### What the exercise asks
Type the records out again in full, exactly.

━━━━━━━━━━━━━━━━

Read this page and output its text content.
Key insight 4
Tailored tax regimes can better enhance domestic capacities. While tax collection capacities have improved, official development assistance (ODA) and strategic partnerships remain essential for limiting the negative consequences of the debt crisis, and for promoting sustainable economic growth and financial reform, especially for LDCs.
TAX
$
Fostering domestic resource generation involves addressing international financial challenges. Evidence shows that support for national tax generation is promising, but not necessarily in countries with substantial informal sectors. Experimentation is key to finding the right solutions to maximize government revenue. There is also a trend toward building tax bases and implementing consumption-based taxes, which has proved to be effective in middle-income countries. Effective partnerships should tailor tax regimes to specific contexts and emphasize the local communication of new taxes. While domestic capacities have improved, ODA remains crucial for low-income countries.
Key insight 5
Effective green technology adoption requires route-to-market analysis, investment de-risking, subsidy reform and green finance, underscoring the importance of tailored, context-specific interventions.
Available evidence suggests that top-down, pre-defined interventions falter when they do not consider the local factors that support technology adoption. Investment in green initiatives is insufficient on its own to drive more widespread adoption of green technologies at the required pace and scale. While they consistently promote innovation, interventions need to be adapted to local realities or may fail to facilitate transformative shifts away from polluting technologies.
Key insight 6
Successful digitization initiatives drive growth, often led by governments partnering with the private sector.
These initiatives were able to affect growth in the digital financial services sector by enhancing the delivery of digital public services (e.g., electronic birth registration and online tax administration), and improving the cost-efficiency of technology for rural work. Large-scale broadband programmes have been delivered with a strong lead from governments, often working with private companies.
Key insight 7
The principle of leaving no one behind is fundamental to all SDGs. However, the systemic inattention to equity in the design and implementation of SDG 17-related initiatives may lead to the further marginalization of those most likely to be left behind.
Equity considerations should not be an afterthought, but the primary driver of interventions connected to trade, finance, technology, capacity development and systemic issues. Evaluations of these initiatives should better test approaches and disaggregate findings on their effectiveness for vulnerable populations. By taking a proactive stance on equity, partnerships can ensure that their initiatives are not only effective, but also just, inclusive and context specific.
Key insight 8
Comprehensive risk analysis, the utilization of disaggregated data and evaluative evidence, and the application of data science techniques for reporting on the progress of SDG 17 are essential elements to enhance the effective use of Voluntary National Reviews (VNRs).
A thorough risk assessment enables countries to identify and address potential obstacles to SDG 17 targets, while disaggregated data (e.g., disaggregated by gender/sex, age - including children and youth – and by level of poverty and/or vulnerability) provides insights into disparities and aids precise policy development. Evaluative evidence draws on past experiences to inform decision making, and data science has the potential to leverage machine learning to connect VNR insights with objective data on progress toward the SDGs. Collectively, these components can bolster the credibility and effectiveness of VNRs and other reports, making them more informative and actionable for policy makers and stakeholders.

━━━━━━━━━━━━━━━━

### Task result
Read this page and output its text content.
Key insight 4
Tailored tax regimes can better enhance domestic capacities. While tax collection capacities have improved, official development assistance (ODA) and strategic partnerships remain essential for limiting the negative consequences of the debt crisis, and for promoting sustainable economic growth and financial reform, especially for LDCs.
TAX
$
Fostering domestic resource generation involves addressing international financial challenges. Evidence shows that support for national tax generation is promising, but not necessarily in countries with substantial informal sectors. Experimentation is key to finding the right solutions to maximize government revenue. There is also a trend toward building tax bases and implementing consumption-based taxes, which has proved to be effective in middle-income countries. Effective partnerships should tailor tax regimes to specific contexts and emphasize the local communication of new taxes. While domestic capacities have improved, ODA remains crucial for low-income countries.
Key insight 5
Effective green technology adoption requires route-to-market analysis, investment de-risking, subsidy reform and green finance, underscoring the importance of tailored, context-specific interventions.
Available evidence suggests that top-down, pre-defined interventions falter when they do not consider the local factors that support technology adoption. Investment in green initiatives is insufficient on its own to drive more widespread adoption of green technologies at the required pace and scale. While they consistently promote innovation, interventions need to be adapted to local realities or may fail to facilitate transformative shifts away from polluting technologies.
Key insight 6
Successful digitization initiatives drive growth, often led by governments partnering with the private sector.
These initiatives were able to affect growth in the digital financial services sector by enhancing the delivery of digital public services (e.g., electronic birth registration and online tax administration), and improving the cost-efficiency of technology for rural work. Large-scale broadband programmes have been delivered with a strong lead from governments, often working with private companies.
Key insight 7
The principle of leaving no one behind is fundamental to all SDGs. However, the systemic inattention to equity in the design and implementation of SDG 17-related initiatives may lead to the further marginalization of those most likely to be left behind.
Equity considerations should not be an afterthought, but the primary driver of interventions connected to trade, finance, technology, capacity development and systemic issues. Evaluations of these initiatives should better test approaches and disaggregate findings on their effectiveness for vulnerable populations. By taking a proactive stance on equity, partnerships can ensure that their initiatives are not only effective, but also just, inclusive and context specific.
Key insight 8
Comprehensive risk analysis, the utilization of disaggregated data and evaluative evidence, and the application of data science techniques for reporting on the progress of SDG 17 are essential elements to enhance the effective use of Voluntary National Reviews (VNRs).
A thorough risk assessment enables countries to identify and address potential obstacles to SDG 17 targets, while disaggregated data (e.g., disaggregated by gender/sex, age - including children and youth – and by level of poverty and/or vulnerability) provides insights into disparities and aids precise policy development. Evaluative evidence draws on past experiences to inform decision making, and data science has the potential to leverage machine learning to connect VNR insights with objective data on progress toward the SDGs. Collectively, these components can bolster the credibility and effectiveness of VNRs and other reports, making them more informative and actionable for policy makers and stakeholders.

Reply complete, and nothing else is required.